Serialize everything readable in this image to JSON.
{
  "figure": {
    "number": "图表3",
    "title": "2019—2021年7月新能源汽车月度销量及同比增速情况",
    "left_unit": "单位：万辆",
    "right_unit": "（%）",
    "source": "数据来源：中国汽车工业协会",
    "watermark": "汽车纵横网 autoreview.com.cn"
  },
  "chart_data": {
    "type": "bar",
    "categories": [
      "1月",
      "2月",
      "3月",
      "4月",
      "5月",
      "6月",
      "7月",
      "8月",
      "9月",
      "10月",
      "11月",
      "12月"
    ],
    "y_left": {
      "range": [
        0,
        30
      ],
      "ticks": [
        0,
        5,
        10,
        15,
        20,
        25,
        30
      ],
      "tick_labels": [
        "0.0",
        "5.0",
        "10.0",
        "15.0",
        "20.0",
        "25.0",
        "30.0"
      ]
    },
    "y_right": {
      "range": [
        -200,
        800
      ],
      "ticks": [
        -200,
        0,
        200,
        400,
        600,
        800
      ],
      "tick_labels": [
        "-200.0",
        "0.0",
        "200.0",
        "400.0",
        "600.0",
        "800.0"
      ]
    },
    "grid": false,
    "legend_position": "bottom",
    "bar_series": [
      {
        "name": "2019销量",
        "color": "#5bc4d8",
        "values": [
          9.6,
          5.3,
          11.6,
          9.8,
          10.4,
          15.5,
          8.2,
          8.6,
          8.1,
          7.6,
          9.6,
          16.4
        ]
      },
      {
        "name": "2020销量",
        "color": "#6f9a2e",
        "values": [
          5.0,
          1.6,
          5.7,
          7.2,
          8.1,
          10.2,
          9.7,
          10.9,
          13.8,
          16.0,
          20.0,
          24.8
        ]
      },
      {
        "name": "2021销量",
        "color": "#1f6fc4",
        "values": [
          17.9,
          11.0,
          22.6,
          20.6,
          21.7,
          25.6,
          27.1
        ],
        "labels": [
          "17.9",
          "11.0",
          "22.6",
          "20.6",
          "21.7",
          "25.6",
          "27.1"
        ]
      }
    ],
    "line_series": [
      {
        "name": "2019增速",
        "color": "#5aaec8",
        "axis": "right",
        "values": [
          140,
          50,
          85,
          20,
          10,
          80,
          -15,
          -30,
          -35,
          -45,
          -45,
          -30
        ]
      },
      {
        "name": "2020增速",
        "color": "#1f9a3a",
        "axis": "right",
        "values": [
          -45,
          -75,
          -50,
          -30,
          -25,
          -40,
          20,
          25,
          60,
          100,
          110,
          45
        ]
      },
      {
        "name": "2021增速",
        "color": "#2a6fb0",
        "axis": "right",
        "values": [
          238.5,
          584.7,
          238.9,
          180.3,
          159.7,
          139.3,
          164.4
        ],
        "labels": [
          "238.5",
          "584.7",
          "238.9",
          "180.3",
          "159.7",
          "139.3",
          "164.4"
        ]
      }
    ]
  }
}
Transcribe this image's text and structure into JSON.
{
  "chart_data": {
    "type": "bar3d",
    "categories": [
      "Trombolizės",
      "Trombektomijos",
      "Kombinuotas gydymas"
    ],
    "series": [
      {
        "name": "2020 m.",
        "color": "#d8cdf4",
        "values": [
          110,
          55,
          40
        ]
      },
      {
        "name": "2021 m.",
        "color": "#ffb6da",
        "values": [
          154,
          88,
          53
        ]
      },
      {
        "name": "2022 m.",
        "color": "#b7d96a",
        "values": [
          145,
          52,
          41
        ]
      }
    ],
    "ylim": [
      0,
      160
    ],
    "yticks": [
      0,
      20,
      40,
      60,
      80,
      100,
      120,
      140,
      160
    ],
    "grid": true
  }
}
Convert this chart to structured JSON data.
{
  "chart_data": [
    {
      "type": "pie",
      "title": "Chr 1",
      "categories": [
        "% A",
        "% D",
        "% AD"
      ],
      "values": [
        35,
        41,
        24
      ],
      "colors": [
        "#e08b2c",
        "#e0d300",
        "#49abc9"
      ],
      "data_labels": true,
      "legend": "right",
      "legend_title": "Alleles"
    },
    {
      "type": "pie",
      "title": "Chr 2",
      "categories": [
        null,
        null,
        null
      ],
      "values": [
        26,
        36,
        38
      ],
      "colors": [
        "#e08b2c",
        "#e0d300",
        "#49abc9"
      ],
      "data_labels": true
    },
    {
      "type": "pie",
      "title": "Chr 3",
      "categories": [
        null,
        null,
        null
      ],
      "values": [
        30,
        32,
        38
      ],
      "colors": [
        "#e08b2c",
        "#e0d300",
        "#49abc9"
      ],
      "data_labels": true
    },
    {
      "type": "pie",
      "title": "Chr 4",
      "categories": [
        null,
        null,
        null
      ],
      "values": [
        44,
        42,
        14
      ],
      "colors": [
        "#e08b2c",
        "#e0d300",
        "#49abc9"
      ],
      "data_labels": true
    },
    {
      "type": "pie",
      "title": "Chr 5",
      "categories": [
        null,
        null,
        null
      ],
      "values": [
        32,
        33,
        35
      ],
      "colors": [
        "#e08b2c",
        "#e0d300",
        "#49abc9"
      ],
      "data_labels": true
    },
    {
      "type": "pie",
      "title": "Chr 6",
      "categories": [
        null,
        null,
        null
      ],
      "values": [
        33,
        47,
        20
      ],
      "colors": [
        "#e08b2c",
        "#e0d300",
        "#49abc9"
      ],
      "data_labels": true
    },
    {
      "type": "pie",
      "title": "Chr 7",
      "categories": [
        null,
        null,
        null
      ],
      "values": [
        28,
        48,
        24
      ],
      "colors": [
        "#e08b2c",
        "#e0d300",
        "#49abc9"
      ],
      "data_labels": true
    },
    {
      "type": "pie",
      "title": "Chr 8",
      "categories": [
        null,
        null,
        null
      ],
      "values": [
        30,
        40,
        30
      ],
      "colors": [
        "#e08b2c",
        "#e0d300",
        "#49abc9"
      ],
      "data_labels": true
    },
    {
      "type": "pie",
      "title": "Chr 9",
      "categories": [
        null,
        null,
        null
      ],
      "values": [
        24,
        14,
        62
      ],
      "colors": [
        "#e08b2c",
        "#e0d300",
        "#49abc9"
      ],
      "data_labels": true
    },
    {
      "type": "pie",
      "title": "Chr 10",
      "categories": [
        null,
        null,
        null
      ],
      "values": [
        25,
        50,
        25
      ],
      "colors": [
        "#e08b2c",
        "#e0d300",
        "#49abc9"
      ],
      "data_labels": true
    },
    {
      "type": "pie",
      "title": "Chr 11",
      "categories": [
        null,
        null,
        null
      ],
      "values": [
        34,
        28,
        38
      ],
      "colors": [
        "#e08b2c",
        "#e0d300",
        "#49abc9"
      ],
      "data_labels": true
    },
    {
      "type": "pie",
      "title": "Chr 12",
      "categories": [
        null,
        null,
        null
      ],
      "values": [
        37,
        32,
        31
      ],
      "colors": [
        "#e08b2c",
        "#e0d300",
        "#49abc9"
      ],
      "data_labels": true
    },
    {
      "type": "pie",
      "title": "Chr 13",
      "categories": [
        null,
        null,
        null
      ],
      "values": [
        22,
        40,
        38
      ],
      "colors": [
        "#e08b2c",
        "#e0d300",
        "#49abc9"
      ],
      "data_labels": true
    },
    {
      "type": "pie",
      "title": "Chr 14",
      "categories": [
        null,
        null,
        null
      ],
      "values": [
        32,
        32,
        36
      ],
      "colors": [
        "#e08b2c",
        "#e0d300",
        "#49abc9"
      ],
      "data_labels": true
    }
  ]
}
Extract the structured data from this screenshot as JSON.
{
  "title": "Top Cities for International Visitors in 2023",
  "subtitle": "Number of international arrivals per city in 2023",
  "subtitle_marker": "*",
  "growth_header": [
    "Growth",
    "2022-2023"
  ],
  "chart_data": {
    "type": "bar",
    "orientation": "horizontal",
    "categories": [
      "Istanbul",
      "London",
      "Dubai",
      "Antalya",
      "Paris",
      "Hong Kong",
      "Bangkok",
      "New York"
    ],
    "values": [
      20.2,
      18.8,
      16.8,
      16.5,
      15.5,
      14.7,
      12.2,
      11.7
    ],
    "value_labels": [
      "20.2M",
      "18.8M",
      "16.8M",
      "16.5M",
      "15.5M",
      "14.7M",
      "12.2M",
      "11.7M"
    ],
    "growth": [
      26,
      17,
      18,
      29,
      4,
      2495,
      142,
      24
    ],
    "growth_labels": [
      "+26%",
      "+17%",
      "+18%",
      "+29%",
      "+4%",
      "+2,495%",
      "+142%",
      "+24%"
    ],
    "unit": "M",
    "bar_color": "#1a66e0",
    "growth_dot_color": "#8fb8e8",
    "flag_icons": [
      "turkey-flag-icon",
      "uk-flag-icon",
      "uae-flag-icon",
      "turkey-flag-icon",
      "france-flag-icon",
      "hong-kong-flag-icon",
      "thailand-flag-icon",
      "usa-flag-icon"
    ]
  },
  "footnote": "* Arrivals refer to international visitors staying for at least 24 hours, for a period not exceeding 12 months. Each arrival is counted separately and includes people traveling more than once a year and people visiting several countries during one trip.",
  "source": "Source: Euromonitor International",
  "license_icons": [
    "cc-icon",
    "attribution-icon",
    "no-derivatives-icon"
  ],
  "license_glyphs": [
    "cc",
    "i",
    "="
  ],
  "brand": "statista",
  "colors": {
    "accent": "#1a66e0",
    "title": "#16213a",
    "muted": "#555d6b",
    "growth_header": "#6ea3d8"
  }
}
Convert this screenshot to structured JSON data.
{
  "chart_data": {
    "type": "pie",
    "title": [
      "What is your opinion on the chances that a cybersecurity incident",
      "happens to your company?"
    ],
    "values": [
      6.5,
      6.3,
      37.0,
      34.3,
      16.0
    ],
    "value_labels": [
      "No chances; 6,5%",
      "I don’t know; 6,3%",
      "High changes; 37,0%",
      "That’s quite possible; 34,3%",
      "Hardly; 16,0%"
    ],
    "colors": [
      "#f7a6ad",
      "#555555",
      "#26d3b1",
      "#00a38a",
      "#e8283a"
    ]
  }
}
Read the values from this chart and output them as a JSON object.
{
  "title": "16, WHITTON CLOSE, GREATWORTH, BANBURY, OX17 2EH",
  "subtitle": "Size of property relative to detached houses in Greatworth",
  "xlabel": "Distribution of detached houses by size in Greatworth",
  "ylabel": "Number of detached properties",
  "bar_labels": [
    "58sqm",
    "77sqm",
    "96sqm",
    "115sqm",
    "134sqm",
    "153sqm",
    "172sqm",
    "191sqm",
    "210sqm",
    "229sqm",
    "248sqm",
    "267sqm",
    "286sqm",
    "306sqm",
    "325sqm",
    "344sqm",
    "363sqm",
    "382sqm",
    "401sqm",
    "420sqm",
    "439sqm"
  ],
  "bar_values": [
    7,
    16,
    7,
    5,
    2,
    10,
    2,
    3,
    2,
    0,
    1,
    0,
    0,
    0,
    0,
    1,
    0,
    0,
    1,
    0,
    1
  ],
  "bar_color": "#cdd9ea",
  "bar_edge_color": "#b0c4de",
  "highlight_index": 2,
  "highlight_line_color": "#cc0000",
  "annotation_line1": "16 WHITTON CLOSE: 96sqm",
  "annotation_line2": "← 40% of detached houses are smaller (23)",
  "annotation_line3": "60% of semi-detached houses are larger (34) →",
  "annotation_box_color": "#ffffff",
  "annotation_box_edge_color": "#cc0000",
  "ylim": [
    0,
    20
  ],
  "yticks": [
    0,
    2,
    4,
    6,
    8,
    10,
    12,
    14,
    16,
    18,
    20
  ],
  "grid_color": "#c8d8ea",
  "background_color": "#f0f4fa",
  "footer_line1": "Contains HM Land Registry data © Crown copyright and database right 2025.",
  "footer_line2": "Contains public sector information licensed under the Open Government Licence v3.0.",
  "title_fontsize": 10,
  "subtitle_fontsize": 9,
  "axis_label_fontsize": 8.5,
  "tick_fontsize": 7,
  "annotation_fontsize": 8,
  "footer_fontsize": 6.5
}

────────────────

Copy out each line in the preceding records that contains "detached".

  "subtitle": "Size of property relative to detached houses in Greatworth",
  "xlabel": "Distribution of detached houses by size in Greatworth",
  "ylabel": "Number of detached properties",
  "annotation_line2": "← 40% of detached houses are smaller (23)",
  "annotation_line3": "60% of semi-detached houses are larger (34) →",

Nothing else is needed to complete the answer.